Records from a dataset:
** START **
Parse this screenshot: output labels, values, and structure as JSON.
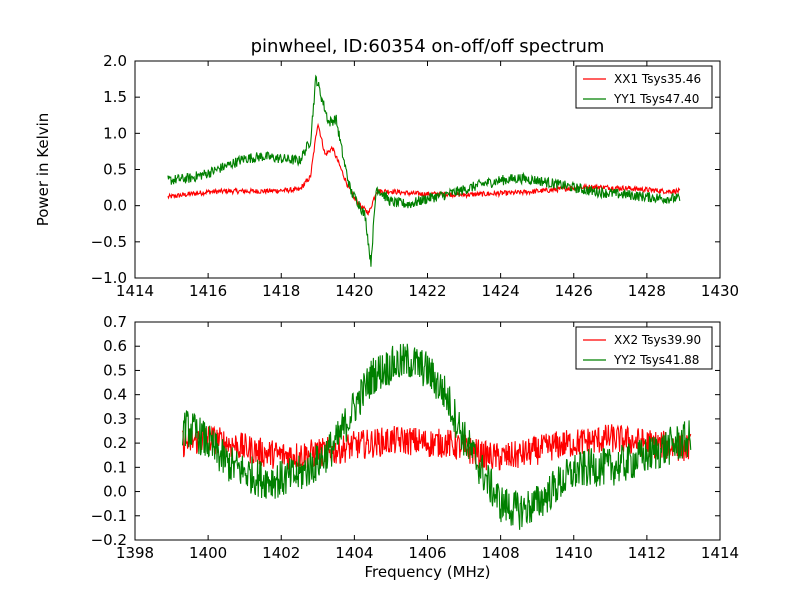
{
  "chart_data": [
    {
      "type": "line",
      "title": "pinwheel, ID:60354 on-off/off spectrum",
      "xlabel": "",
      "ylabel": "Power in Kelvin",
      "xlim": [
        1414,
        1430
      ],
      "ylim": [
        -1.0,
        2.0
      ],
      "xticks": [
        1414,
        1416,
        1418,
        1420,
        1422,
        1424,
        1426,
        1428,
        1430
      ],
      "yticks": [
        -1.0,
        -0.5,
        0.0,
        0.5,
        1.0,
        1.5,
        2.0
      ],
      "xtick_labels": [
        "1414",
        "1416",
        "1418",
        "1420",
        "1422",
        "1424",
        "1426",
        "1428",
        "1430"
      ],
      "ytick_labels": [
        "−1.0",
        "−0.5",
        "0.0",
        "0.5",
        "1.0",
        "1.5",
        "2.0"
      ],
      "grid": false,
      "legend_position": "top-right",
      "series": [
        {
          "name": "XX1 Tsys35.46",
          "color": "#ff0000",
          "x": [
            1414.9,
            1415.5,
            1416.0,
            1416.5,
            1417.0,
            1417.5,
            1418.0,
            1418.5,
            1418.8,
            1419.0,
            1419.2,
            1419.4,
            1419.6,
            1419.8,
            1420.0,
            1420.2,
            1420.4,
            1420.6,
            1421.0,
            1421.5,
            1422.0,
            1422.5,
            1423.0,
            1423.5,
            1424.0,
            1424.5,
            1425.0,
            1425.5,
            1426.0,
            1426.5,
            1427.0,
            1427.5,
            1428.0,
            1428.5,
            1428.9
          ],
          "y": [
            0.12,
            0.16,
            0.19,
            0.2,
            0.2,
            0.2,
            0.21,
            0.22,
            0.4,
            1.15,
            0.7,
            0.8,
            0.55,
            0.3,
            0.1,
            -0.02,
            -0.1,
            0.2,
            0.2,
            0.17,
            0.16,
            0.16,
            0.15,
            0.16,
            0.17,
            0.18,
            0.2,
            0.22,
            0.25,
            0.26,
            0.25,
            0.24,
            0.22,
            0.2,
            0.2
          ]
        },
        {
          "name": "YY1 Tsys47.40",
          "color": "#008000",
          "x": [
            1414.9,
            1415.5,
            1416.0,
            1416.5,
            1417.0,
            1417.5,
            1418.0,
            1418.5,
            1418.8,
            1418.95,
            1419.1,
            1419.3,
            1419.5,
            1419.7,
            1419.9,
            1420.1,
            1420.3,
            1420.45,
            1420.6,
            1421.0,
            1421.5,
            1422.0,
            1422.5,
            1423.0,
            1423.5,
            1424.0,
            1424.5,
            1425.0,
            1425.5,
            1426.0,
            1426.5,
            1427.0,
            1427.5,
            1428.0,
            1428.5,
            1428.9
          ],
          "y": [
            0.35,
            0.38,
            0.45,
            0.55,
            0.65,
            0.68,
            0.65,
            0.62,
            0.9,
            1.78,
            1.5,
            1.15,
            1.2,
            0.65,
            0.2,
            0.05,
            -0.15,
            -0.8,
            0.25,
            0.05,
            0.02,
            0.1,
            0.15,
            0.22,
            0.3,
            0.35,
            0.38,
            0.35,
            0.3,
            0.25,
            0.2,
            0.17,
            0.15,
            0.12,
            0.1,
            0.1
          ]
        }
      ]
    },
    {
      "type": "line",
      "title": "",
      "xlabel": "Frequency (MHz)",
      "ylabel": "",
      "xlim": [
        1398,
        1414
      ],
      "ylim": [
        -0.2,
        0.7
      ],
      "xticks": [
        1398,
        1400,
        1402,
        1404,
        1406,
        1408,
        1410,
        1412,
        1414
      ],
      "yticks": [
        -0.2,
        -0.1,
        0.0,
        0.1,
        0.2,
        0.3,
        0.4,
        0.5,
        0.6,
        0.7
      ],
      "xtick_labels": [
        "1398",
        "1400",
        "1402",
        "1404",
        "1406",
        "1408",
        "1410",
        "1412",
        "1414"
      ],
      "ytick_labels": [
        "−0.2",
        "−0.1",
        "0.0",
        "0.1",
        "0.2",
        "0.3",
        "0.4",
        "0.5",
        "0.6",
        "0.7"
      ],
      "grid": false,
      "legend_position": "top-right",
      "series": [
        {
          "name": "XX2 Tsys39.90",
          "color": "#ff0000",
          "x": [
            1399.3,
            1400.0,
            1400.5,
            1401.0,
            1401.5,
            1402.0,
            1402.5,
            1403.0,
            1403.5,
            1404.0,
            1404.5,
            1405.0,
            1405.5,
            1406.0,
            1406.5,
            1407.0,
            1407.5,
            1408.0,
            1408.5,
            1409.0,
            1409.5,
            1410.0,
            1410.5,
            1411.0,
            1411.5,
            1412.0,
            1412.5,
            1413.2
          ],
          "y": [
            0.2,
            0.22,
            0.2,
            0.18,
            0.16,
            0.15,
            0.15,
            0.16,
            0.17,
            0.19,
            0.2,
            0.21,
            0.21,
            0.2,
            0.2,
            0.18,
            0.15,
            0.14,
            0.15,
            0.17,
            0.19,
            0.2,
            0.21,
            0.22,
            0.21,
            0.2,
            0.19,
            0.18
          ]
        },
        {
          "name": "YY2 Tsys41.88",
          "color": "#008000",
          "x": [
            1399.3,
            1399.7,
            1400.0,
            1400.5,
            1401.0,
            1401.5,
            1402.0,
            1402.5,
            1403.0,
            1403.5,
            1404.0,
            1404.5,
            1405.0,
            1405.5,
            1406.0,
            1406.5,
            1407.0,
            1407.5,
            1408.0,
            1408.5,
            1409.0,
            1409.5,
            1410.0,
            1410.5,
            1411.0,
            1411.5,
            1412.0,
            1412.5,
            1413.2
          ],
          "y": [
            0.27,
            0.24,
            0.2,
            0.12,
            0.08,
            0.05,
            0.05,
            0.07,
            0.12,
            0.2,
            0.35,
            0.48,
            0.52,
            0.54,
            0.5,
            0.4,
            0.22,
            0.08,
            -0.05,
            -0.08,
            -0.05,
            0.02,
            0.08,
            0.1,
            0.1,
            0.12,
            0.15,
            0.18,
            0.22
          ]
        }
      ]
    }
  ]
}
** END **
What to do: Verbatim reproduction of every record is required; images are left out.

Solution:
Parse this screenshot: output labels, values, and structure as JSON.
{
  "chart_data": [
    {
      "type": "line",
      "title": "pinwheel, ID:60354 on-off/off spectrum",
      "xlabel": "",
      "ylabel": "Power in Kelvin",
      "xlim": [
        1414,
        1430
      ],
      "ylim": [
        -1.0,
        2.0
      ],
      "xticks": [
        1414,
        1416,
        1418,
        1420,
        1422,
        1424,
        1426,
        1428,
        1430
      ],
      "yticks": [
        -1.0,
        -0.5,
        0.0,
        0.5,
        1.0,
        1.5,
        2.0
      ],
      "xtick_labels": [
        "1414",
        "1416",
        "1418",
        "1420",
        "1422",
        "1424",
        "1426",
        "1428",
        "1430"
      ],
      "ytick_labels": [
        "−1.0",
        "−0.5",
        "0.0",
        "0.5",
        "1.0",
        "1.5",
        "2.0"
      ],
      "grid": false,
      "legend_position": "top-right",
      "series": [
        {
          "name": "XX1 Tsys35.46",
          "color": "#ff0000",
          "x": [
            1414.9,
            1415.5,
            1416.0,
            1416.5,
            1417.0,
            1417.5,
            1418.0,
            1418.5,
            1418.8,
            1419.0,
            1419.2,
            1419.4,
            1419.6,
            1419.8,
            1420.0,
            1420.2,
            1420.4,
            1420.6,
            1421.0,
            1421.5,
            1422.0,
            1422.5,
            1423.0,
            1423.5,
            1424.0,
            1424.5,
            1425.0,
            1425.5,
            1426.0,
            1426.5,
            1427.0,
            1427.5,
            1428.0,
            1428.5,
            1428.9
          ],
          "y": [
            0.12,
            0.16,
            0.19,
            0.2,
            0.2,
            0.2,
            0.21,
            0.22,
            0.4,
            1.15,
            0.7,
            0.8,
            0.55,
            0.3,
            0.1,
            -0.02,
            -0.1,
            0.2,
            0.2,
            0.17,
            0.16,
            0.16,
            0.15,
            0.16,
            0.17,
            0.18,
            0.2,
            0.22,
            0.25,
            0.26,
            0.25,
            0.24,
            0.22,
            0.2,
            0.2
          ]
        },
        {
          "name": "YY1 Tsys47.40",
          "color": "#008000",
          "x": [
            1414.9,
            1415.5,
            1416.0,
            1416.5,
            1417.0,
            1417.5,
            1418.0,
            1418.5,
            1418.8,
            1418.95,
            1419.1,
            1419.3,
            1419.5,
            1419.7,
            1419.9,
            1420.1,
            1420.3,
            1420.45,
            1420.6,
            1421.0,
            1421.5,
            1422.0,
            1422.5,
            1423.0,
            1423.5,
            1424.0,
            1424.5,
            1425.0,
            1425.5,
            1426.0,
            1426.5,
            1427.0,
            1427.5,
            1428.0,
            1428.5,
            1428.9
          ],
          "y": [
            0.35,
            0.38,
            0.45,
            0.55,
            0.65,
            0.68,
            0.65,
            0.62,
            0.9,
            1.78,
            1.5,
            1.15,
            1.2,
            0.65,
            0.2,
            0.05,
            -0.15,
            -0.8,
            0.25,
            0.05,
            0.02,
            0.1,
            0.15,
            0.22,
            0.3,
            0.35,
            0.38,
            0.35,
            0.3,
            0.25,
            0.2,
            0.17,
            0.15,
            0.12,
            0.1,
            0.1
          ]
        }
      ]
    },
    {
      "type": "line",
      "title": "",
      "xlabel": "Frequency (MHz)",
      "ylabel": "",
      "xlim": [
        1398,
        1414
      ],
      "ylim": [
        -0.2,
        0.7
      ],
      "xticks": [
        1398,
        1400,
        1402,
        1404,
        1406,
        1408,
        1410,
        1412,
        1414
      ],
      "yticks": [
        -0.2,
        -0.1,
        0.0,
        0.1,
        0.2,
        0.3,
        0.4,
        0.5,
        0.6,
        0.7
      ],
      "xtick_labels": [
        "1398",
        "1400",
        "1402",
        "1404",
        "1406",
        "1408",
        "1410",
        "1412",
        "1414"
      ],
      "ytick_labels": [
        "−0.2",
        "−0.1",
        "0.0",
        "0.1",
        "0.2",
        "0.3",
        "0.4",
        "0.5",
        "0.6",
        "0.7"
      ],
      "grid": false,
      "legend_position": "top-right",
      "series": [
        {
          "name": "XX2 Tsys39.90",
          "color": "#ff0000",
          "x": [
            1399.3,
            1400.0,
            1400.5,
            1401.0,
            1401.5,
            1402.0,
            1402.5,
            1403.0,
            1403.5,
            1404.0,
            1404.5,
            1405.0,
            1405.5,
            1406.0,
            1406.5,
            1407.0,
            1407.5,
            1408.0,
            1408.5,
            1409.0,
            1409.5,
            1410.0,
            1410.5,
            1411.0,
            1411.5,
            1412.0,
            1412.5,
            1413.2
          ],
          "y": [
            0.2,
            0.22,
            0.2,
            0.18,
            0.16,
            0.15,
            0.15,
            0.16,
            0.17,
            0.19,
            0.2,
            0.21,
            0.21,
            0.2,
            0.2,
            0.18,
            0.15,
            0.14,
            0.15,
            0.17,
            0.19,
            0.2,
            0.21,
            0.22,
            0.21,
            0.2,
            0.19,
            0.18
          ]
        },
        {
          "name": "YY2 Tsys41.88",
          "color": "#008000",
          "x": [
            1399.3,
            1399.7,
            1400.0,
            1400.5,
            1401.0,
            1401.5,
            1402.0,
            1402.5,
            1403.0,
            1403.5,
            1404.0,
            1404.5,
            1405.0,
            1405.5,
            1406.0,
            1406.5,
            1407.0,
            1407.5,
            1408.0,
            1408.5,
            1409.0,
            1409.5,
            1410.0,
            1410.5,
            1411.0,
            1411.5,
            1412.0,
            1412.5,
            1413.2
          ],
          "y": [
            0.27,
            0.24,
            0.2,
            0.12,
            0.08,
            0.05,
            0.05,
            0.07,
            0.12,
            0.2,
            0.35,
            0.48,
            0.52,
            0.54,
            0.5,
            0.4,
            0.22,
            0.08,
            -0.05,
            -0.08,
            -0.05,
            0.02,
            0.08,
            0.1,
            0.1,
            0.12,
            0.15,
            0.18,
            0.22
          ]
        }
      ]
    }
  ]
}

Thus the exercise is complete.